- TASK DATA -
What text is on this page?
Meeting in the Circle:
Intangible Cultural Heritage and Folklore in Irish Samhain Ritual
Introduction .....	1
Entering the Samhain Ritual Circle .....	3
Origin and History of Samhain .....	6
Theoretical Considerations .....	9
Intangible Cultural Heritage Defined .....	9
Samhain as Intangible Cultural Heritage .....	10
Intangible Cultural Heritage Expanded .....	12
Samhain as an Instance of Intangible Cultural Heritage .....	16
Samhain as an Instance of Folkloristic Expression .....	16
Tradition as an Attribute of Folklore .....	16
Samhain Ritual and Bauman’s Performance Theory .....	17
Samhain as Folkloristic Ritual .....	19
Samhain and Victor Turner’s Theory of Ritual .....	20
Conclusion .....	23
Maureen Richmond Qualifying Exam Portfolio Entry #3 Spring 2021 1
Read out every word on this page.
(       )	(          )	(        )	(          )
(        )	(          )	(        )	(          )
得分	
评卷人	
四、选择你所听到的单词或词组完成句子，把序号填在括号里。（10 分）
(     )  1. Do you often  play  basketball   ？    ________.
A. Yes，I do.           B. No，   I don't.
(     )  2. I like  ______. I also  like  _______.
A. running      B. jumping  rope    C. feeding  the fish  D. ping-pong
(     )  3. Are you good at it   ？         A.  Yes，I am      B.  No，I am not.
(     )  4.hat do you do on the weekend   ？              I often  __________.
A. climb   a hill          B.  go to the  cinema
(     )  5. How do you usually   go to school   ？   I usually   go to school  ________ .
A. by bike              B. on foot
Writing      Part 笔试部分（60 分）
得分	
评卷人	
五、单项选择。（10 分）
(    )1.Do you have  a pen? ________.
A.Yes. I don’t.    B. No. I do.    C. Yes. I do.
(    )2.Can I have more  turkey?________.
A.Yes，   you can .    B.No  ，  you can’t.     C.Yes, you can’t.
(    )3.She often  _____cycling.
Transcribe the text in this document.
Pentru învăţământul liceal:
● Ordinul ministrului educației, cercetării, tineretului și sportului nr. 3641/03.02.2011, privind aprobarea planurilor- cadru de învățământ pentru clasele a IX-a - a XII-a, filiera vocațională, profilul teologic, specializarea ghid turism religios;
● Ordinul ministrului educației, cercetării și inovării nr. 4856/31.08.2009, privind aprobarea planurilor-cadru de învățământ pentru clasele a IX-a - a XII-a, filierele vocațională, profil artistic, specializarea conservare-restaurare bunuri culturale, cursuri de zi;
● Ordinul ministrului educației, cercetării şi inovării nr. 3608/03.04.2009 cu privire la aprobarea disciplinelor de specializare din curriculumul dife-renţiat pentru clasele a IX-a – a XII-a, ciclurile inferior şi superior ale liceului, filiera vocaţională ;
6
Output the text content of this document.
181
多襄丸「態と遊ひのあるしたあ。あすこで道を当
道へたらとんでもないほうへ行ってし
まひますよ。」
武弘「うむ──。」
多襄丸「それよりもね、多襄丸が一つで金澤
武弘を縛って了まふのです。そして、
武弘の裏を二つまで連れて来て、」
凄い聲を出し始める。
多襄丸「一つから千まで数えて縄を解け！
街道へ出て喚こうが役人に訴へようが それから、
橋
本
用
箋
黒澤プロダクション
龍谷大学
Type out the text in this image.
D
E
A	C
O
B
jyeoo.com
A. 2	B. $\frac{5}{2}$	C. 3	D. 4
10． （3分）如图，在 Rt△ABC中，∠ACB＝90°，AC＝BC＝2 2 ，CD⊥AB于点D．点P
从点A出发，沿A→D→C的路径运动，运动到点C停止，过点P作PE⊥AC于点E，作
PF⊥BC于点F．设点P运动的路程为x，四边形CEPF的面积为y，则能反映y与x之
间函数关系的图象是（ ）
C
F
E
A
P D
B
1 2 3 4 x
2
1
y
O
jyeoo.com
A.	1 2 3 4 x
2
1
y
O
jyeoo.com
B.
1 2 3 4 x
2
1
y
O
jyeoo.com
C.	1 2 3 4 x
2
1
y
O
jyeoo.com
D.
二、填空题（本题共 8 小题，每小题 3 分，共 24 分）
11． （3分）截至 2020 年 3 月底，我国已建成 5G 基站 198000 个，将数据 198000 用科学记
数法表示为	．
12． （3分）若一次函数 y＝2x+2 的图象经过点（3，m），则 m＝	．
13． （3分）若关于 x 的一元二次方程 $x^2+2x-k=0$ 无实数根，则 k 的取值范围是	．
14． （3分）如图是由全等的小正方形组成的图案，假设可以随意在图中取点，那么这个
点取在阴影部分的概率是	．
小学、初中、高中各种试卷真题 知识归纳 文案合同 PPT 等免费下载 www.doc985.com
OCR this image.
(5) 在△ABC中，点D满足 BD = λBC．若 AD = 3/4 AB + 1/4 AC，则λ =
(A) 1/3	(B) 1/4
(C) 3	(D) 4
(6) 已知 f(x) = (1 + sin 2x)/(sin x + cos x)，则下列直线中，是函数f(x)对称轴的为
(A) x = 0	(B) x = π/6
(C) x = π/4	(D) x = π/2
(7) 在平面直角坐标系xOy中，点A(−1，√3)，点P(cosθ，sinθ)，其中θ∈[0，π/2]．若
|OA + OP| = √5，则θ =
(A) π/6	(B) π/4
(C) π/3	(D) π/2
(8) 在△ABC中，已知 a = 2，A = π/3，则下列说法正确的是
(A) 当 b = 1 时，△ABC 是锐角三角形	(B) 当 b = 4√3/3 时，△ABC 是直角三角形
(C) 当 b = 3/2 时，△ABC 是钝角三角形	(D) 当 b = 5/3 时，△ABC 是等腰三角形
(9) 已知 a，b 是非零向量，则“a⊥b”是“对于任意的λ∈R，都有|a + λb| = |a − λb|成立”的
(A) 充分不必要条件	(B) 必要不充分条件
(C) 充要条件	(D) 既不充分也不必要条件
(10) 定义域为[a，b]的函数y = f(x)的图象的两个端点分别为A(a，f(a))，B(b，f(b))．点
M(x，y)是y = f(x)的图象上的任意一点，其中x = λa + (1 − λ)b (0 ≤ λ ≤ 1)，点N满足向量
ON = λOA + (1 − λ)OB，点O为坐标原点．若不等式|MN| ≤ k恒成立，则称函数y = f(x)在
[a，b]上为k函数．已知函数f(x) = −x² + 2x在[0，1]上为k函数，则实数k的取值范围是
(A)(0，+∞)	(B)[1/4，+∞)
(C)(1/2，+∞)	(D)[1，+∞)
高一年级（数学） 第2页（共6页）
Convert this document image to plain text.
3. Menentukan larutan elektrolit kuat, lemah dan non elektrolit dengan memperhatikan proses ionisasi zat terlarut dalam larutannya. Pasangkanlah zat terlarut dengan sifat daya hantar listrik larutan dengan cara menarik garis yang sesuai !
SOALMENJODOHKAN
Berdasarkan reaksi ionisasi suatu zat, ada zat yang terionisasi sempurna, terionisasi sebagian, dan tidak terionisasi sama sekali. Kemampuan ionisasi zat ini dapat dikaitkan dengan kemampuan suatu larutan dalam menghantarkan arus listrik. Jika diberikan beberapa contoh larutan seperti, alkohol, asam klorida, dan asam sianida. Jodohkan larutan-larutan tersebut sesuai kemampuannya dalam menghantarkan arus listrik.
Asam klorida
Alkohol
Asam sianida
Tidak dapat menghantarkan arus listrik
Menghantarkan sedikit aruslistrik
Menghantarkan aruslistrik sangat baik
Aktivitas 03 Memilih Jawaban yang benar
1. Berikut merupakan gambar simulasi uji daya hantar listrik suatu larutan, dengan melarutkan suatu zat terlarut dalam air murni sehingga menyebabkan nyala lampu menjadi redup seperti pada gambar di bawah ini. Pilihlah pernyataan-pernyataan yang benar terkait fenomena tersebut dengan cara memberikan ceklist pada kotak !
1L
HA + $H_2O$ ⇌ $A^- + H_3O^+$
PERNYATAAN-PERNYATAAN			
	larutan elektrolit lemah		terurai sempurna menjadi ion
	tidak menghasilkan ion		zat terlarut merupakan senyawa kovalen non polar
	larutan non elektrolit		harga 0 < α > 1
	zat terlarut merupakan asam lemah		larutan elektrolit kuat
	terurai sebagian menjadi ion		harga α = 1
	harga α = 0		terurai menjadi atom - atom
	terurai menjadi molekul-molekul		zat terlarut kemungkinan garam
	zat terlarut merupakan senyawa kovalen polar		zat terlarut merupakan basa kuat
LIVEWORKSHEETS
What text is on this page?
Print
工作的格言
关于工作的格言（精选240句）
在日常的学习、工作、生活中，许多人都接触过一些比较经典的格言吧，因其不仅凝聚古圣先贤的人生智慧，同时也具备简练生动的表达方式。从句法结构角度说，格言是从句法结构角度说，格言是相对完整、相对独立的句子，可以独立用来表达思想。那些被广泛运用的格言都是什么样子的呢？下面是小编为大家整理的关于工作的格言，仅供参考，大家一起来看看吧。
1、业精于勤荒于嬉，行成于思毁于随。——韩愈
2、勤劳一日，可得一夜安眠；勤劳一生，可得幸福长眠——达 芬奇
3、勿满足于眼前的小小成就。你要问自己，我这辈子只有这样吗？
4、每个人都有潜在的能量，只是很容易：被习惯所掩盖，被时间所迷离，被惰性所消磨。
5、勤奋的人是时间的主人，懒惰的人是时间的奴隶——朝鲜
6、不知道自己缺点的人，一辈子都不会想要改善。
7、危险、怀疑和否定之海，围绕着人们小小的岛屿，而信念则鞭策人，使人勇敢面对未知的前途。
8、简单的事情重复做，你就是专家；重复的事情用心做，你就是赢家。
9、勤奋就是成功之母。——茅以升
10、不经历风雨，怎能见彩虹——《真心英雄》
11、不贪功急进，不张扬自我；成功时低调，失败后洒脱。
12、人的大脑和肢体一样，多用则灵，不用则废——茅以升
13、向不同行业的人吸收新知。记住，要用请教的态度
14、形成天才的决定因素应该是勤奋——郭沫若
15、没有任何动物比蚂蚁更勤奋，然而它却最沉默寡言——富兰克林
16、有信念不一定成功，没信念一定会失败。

- WHAT TO DO -
A single figure is required: the number of lines above in which the word "this" occurs.

- WORKED SOLUTION -
8